- Your task -
Transcribe all of the records precisely as they are presented.

- Data extract -
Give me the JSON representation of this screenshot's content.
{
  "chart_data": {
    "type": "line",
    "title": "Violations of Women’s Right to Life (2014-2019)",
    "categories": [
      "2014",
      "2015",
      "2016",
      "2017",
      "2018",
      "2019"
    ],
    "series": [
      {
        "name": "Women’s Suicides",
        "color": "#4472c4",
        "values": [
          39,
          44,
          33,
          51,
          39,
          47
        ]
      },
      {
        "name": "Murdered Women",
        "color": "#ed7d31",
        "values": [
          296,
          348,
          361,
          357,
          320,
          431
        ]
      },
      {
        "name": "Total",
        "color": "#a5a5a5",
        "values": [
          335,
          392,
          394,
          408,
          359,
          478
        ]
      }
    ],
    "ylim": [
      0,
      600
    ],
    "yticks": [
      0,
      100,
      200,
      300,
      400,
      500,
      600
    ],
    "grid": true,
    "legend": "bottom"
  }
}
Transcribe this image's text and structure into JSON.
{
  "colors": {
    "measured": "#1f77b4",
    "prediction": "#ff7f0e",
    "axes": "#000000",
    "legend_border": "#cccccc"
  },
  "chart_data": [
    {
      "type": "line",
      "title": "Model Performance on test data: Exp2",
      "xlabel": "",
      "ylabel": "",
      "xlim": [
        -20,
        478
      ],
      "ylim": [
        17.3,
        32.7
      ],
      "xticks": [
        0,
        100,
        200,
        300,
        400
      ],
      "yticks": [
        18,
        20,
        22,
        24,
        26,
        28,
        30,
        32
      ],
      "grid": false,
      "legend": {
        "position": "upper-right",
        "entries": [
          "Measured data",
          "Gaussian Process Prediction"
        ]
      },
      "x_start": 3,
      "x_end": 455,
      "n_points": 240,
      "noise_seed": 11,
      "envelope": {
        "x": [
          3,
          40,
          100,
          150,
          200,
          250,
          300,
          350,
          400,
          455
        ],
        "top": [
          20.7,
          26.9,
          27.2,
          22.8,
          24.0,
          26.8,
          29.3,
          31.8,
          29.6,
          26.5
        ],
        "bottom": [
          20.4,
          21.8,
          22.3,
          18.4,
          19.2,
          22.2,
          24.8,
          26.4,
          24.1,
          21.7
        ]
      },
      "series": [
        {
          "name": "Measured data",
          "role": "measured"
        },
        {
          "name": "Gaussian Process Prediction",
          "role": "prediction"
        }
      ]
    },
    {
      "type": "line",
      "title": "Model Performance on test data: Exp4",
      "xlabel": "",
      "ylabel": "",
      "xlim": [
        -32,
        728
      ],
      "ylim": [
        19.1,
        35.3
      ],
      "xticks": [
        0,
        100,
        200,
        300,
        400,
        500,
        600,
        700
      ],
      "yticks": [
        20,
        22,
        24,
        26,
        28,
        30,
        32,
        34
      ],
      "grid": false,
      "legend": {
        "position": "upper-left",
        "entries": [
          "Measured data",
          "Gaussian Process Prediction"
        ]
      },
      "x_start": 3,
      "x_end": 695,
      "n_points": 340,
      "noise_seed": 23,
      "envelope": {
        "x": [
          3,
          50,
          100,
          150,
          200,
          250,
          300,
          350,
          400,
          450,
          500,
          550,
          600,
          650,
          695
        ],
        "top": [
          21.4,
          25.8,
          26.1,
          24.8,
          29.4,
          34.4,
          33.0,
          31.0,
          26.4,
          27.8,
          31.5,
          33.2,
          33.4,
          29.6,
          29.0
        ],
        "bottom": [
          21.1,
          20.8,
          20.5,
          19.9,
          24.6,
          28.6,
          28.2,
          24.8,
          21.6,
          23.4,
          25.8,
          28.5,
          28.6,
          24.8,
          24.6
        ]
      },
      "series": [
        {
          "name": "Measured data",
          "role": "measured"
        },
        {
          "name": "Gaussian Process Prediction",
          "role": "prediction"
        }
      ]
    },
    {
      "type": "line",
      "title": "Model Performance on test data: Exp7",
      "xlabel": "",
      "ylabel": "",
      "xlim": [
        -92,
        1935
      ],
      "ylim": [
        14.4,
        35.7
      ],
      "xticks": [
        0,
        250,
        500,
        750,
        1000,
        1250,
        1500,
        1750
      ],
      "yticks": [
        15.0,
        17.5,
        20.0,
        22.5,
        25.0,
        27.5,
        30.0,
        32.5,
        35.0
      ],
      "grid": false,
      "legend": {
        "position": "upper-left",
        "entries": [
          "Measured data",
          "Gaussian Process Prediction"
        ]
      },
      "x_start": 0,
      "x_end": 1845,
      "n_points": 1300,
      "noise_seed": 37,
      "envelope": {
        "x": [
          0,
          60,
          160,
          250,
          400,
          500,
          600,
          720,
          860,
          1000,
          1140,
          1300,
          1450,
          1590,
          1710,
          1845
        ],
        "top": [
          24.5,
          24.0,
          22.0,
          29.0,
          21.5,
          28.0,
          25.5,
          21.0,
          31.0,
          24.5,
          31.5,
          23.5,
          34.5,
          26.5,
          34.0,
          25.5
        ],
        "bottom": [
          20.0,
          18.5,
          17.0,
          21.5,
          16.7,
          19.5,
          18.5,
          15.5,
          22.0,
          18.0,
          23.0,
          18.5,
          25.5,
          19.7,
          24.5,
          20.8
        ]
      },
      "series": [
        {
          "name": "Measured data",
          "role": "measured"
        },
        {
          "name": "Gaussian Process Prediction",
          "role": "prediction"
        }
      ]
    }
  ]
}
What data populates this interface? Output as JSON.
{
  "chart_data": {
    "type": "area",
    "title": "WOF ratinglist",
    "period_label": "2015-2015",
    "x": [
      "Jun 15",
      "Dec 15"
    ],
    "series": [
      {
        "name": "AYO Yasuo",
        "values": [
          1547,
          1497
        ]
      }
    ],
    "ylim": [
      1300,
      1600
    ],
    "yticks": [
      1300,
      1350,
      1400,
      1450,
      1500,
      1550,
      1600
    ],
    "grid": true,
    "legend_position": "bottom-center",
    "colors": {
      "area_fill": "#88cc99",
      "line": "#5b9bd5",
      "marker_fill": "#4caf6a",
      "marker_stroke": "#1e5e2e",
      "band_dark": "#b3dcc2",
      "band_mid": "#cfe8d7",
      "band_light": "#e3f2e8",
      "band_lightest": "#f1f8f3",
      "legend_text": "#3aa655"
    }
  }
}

- Solution for this problem -
Give me the JSON representation of this screenshot's content.
{
  "chart_data": {
    "type": "line",
    "title": "Violations of Women’s Right to Life (2014-2019)",
    "categories": [
      "2014",
      "2015",
      "2016",
      "2017",
      "2018",
      "2019"
    ],
    "series": [
      {
        "name": "Women’s Suicides",
        "color": "#4472c4",
        "values": [
          39,
          44,
          33,
          51,
          39,
          47
        ]
      },
      {
        "name": "Murdered Women",
        "color": "#ed7d31",
        "values": [
          296,
          348,
          361,
          357,
          320,
          431
        ]
      },
      {
        "name": "Total",
        "color": "#a5a5a5",
        "values": [
          335,
          392,
          394,
          408,
          359,
          478
        ]
      }
    ],
    "ylim": [
      0,
      600
    ],
    "yticks": [
      0,
      100,
      200,
      300,
      400,
      500,
      600
    ],
    "grid": true,
    "legend": "bottom"
  }
}
Transcribe this image's text and structure into JSON.
{
  "colors": {
    "measured": "#1f77b4",
    "prediction": "#ff7f0e",
    "axes": "#000000",
    "legend_border": "#cccccc"
  },
  "chart_data": [
    {
      "type": "line",
      "title": "Model Performance on test data: Exp2",
      "xlabel": "",
      "ylabel": "",
      "xlim": [
        -20,
        478
      ],
      "ylim": [
        17.3,
        32.7
      ],
      "xticks": [
        0,
        100,
        200,
        300,
        400
      ],
      "yticks": [
        18,
        20,
        22,
        24,
        26,
        28,
        30,
        32
      ],
      "grid": false,
      "legend": {
        "position": "upper-right",
        "entries": [
          "Measured data",
          "Gaussian Process Prediction"
        ]
      },
      "x_start": 3,
      "x_end": 455,
      "n_points": 240,
      "noise_seed": 11,
      "envelope": {
        "x": [
          3,
          40,
          100,
          150,
          200,
          250,
          300,
          350,
          400,
          455
        ],
        "top": [
          20.7,
          26.9,
          27.2,
          22.8,
          24.0,
          26.8,
          29.3,
          31.8,
          29.6,
          26.5
        ],
        "bottom": [
          20.4,
          21.8,
          22.3,
          18.4,
          19.2,
          22.2,
          24.8,
          26.4,
          24.1,
          21.7
        ]
      },
      "series": [
        {
          "name": "Measured data",
          "role": "measured"
        },
        {
          "name": "Gaussian Process Prediction",
          "role": "prediction"
        }
      ]
    },
    {
      "type": "line",
      "title": "Model Performance on test data: Exp4",
      "xlabel": "",
      "ylabel": "",
      "xlim": [
        -32,
        728
      ],
      "ylim": [
        19.1,
        35.3
      ],
      "xticks": [
        0,
        100,
        200,
        300,
        400,
        500,
        600,
        700
      ],
      "yticks": [
        20,
        22,
        24,
        26,
        28,
        30,
        32,
        34
      ],
      "grid": false,
      "legend": {
        "position": "upper-left",
        "entries": [
          "Measured data",
          "Gaussian Process Prediction"
        ]
      },
      "x_start": 3,
      "x_end": 695,
      "n_points": 340,
      "noise_seed": 23,
      "envelope": {
        "x": [
          3,
          50,
          100,
          150,
          200,
          250,
          300,
          350,
          400,
          450,
          500,
          550,
          600,
          650,
          695
        ],
        "top": [
          21.4,
          25.8,
          26.1,
          24.8,
          29.4,
          34.4,
          33.0,
          31.0,
          26.4,
          27.8,
          31.5,
          33.2,
          33.4,
          29.6,
          29.0
        ],
        "bottom": [
          21.1,
          20.8,
          20.5,
          19.9,
          24.6,
          28.6,
          28.2,
          24.8,
          21.6,
          23.4,
          25.8,
          28.5,
          28.6,
          24.8,
          24.6
        ]
      },
      "series": [
        {
          "name": "Measured data",
          "role": "measured"
        },
        {
          "name": "Gaussian Process Prediction",
          "role": "prediction"
        }
      ]
    },
    {
      "type": "line",
      "title": "Model Performance on test data: Exp7",
      "xlabel": "",
      "ylabel": "",
      "xlim": [
        -92,
        1935
      ],
      "ylim": [
        14.4,
        35.7
      ],
      "xticks": [
        0,
        250,
        500,
        750,
        1000,
        1250,
        1500,
        1750
      ],
      "yticks": [
        15.0,
        17.5,
        20.0,
        22.5,
        25.0,
        27.5,
        30.0,
        32.5,
        35.0
      ],
      "grid": false,
      "legend": {
        "position": "upper-left",
        "entries": [
          "Measured data",
          "Gaussian Process Prediction"
        ]
      },
      "x_start": 0,
      "x_end": 1845,
      "n_points": 1300,
      "noise_seed": 37,
      "envelope": {
        "x": [
          0,
          60,
          160,
          250,
          400,
          500,
          600,
          720,
          860,
          1000,
          1140,
          1300,
          1450,
          1590,
          1710,
          1845
        ],
        "top": [
          24.5,
          24.0,
          22.0,
          29.0,
          21.5,
          28.0,
          25.5,
          21.0,
          31.0,
          24.5,
          31.5,
          23.5,
          34.5,
          26.5,
          34.0,
          25.5
        ],
        "bottom": [
          20.0,
          18.5,
          17.0,
          21.5,
          16.7,
          19.5,
          18.5,
          15.5,
          22.0,
          18.0,
          23.0,
          18.5,
          25.5,
          19.7,
          24.5,
          20.8
        ]
      },
      "series": [
        {
          "name": "Measured data",
          "role": "measured"
        },
        {
          "name": "Gaussian Process Prediction",
          "role": "prediction"
        }
      ]
    }
  ]
}
What data populates this interface? Output as JSON.
{
  "chart_data": {
    "type": "area",
    "title": "WOF ratinglist",
    "period_label": "2015-2015",
    "x": [
      "Jun 15",
      "Dec 15"
    ],
    "series": [
      {
        "name": "AYO Yasuo",
        "values": [
          1547,
          1497
        ]
      }
    ],
    "ylim": [
      1300,
      1600
    ],
    "yticks": [
      1300,
      1350,
      1400,
      1450,
      1500,
      1550,
      1600
    ],
    "grid": true,
    "legend_position": "bottom-center",
    "colors": {
      "area_fill": "#88cc99",
      "line": "#5b9bd5",
      "marker_fill": "#4caf6a",
      "marker_stroke": "#1e5e2e",
      "band_dark": "#b3dcc2",
      "band_mid": "#cfe8d7",
      "band_light": "#e3f2e8",
      "band_lightest": "#f1f8f3",
      "legend_text": "#3aa655"
    }
  }
}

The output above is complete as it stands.